Figure collection entries
--
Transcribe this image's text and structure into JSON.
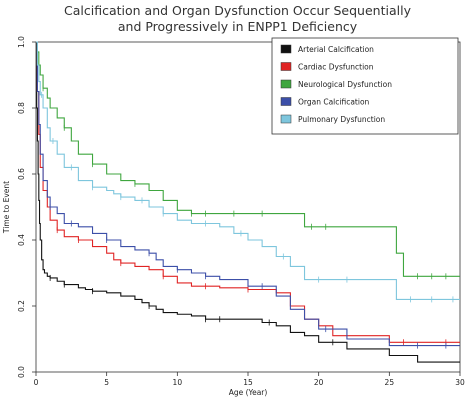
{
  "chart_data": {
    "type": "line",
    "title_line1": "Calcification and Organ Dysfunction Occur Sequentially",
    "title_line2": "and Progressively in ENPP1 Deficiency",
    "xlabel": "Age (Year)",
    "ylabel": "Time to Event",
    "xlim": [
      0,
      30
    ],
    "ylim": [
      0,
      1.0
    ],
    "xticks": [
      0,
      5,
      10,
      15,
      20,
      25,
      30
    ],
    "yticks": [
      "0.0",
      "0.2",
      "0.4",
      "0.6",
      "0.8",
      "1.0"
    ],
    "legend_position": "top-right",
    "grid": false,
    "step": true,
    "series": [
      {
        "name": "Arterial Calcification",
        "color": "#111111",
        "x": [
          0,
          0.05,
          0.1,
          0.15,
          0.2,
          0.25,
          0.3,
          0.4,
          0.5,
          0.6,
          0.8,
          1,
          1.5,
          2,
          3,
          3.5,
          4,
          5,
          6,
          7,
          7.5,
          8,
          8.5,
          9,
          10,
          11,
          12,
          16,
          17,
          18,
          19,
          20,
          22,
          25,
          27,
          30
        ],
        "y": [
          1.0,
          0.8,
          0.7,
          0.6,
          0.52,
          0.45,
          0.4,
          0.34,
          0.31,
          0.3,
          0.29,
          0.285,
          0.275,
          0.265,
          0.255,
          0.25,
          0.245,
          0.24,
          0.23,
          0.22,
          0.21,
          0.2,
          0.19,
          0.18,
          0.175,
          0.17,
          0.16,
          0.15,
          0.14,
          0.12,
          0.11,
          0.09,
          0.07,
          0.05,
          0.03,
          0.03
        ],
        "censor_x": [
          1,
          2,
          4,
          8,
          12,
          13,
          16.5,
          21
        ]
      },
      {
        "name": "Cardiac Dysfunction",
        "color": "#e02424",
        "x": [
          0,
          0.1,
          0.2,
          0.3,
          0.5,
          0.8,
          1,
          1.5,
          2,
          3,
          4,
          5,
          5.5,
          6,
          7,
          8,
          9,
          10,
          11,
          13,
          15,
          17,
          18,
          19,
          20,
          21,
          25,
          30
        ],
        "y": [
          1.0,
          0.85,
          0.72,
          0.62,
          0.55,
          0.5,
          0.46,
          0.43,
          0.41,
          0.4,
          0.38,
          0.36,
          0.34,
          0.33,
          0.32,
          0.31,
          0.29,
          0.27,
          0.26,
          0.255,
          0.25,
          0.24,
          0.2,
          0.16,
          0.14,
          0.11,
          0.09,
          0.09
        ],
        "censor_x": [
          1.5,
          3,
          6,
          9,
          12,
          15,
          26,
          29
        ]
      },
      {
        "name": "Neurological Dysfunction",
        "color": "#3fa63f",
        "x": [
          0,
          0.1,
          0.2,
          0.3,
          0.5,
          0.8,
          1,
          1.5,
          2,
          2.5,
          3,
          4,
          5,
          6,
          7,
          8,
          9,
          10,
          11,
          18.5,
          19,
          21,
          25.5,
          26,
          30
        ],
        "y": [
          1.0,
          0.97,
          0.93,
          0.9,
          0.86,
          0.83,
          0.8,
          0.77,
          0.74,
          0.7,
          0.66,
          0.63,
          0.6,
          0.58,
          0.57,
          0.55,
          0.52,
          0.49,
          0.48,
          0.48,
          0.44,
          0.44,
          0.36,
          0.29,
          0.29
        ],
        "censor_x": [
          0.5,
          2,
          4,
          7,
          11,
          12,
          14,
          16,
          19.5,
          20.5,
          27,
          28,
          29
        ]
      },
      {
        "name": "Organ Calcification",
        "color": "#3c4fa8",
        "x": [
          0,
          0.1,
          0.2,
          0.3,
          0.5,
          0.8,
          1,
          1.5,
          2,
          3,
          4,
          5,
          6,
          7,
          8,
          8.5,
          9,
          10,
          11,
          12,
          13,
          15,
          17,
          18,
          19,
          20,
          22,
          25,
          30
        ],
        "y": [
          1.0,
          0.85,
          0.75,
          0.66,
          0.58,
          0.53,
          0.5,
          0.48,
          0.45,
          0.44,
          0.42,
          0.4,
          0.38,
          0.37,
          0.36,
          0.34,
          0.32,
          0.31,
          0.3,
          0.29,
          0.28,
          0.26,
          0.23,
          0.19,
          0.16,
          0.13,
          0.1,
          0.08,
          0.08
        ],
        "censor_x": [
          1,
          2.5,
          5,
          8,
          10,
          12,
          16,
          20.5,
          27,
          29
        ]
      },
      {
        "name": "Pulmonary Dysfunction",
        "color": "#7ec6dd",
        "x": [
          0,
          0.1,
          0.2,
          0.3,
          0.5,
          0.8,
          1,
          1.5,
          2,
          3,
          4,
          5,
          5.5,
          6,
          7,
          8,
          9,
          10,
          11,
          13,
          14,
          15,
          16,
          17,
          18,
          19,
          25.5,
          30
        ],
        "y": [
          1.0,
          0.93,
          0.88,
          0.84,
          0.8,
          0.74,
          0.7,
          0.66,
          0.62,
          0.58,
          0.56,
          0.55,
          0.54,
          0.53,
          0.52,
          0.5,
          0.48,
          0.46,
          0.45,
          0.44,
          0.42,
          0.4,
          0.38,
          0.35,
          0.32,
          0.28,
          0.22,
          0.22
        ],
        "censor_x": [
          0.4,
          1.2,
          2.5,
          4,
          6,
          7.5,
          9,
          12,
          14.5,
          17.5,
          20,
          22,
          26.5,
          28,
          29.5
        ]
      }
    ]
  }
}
--
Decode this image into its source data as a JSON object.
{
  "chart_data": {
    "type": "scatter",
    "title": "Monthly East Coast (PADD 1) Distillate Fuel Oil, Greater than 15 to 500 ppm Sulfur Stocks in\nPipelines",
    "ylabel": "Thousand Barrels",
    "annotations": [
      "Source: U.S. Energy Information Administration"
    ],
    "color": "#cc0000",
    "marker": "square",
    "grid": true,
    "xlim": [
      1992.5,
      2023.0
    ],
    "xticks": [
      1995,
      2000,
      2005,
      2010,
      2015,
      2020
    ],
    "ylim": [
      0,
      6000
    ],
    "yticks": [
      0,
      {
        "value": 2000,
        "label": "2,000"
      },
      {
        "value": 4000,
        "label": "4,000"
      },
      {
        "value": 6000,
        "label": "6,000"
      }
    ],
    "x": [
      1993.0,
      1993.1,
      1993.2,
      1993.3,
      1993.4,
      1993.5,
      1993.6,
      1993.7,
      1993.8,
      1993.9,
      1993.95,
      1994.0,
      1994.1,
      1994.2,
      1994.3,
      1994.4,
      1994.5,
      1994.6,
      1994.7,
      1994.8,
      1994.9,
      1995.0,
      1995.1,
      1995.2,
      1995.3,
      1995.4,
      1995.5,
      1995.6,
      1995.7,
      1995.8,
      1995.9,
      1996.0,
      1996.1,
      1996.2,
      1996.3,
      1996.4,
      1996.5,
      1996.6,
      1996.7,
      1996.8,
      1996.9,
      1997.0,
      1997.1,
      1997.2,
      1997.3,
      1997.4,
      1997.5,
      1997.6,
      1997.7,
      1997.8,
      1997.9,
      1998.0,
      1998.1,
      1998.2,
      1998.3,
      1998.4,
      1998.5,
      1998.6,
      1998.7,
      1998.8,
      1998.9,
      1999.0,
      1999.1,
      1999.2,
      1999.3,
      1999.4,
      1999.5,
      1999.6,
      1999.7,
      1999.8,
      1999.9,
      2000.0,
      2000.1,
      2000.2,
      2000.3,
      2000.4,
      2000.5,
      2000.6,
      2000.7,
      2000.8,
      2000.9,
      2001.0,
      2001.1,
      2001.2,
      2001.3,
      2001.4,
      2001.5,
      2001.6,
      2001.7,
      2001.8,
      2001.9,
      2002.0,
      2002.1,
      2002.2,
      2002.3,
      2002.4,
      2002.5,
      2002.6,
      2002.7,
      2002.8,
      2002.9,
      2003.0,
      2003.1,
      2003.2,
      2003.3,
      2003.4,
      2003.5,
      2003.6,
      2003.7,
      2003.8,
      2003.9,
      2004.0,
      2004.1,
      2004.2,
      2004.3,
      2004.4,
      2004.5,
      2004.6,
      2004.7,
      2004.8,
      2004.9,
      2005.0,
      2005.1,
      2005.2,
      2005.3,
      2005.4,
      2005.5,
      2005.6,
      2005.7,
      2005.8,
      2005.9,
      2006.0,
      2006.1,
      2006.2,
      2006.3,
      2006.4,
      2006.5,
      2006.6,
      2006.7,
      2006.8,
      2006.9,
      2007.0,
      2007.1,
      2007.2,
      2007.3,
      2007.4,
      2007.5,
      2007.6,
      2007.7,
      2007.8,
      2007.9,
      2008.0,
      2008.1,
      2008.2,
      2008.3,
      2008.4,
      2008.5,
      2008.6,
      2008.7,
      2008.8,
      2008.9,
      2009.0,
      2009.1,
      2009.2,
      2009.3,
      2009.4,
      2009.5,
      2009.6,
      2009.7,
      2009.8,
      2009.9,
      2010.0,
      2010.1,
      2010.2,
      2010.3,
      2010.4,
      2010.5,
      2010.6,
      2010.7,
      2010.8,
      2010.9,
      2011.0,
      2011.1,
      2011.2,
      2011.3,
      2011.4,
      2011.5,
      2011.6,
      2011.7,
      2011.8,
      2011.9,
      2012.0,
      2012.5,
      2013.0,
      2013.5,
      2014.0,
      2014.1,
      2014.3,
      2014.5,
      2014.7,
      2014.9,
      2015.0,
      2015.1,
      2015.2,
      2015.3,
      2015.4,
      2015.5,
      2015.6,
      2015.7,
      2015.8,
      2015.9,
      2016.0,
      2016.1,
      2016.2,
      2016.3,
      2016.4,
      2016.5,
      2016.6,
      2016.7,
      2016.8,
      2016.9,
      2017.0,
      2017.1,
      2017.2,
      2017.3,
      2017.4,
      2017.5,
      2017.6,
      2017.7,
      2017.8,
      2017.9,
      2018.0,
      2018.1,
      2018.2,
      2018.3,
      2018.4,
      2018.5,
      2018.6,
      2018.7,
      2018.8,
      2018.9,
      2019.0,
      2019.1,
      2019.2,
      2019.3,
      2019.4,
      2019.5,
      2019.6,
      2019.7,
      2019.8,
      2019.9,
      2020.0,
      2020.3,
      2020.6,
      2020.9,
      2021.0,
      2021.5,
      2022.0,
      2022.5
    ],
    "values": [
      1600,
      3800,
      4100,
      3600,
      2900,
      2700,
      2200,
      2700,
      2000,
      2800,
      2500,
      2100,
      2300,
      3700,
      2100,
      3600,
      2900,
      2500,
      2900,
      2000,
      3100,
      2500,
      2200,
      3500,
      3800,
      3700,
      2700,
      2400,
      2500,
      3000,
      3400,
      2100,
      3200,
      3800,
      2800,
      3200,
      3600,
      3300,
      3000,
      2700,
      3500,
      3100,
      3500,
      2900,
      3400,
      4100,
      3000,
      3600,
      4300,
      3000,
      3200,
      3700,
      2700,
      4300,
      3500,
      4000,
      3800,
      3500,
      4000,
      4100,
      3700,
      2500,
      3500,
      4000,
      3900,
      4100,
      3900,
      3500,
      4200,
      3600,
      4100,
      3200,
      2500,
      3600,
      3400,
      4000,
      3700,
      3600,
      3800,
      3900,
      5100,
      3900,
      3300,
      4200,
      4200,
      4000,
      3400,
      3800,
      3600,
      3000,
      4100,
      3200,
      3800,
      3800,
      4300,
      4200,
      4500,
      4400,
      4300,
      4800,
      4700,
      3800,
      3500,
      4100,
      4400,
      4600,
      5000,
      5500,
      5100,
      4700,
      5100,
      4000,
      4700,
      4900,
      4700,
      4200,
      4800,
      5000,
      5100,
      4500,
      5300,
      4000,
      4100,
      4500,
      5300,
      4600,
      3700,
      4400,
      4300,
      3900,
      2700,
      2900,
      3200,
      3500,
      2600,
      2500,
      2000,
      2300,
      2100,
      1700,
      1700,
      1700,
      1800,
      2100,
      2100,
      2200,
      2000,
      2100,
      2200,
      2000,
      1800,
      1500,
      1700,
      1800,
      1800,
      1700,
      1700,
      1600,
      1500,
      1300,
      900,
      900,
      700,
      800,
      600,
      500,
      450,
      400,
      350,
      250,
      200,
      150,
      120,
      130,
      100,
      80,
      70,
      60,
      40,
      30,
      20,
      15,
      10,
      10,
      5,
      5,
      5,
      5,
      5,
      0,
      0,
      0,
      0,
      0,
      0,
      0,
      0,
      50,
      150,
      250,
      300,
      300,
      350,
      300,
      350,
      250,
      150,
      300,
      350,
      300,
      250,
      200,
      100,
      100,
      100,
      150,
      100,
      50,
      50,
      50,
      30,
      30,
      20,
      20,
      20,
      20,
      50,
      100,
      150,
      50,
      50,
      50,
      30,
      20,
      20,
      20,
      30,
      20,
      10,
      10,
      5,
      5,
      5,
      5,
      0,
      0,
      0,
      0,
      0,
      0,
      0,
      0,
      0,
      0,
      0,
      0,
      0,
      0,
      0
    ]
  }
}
--
Exercise instructions:
Your task is to pick out every line with the string "into" and copy it.

Response:
Transcribe this image's text and structure into JSON.
Decode this image into its source data as a JSON object.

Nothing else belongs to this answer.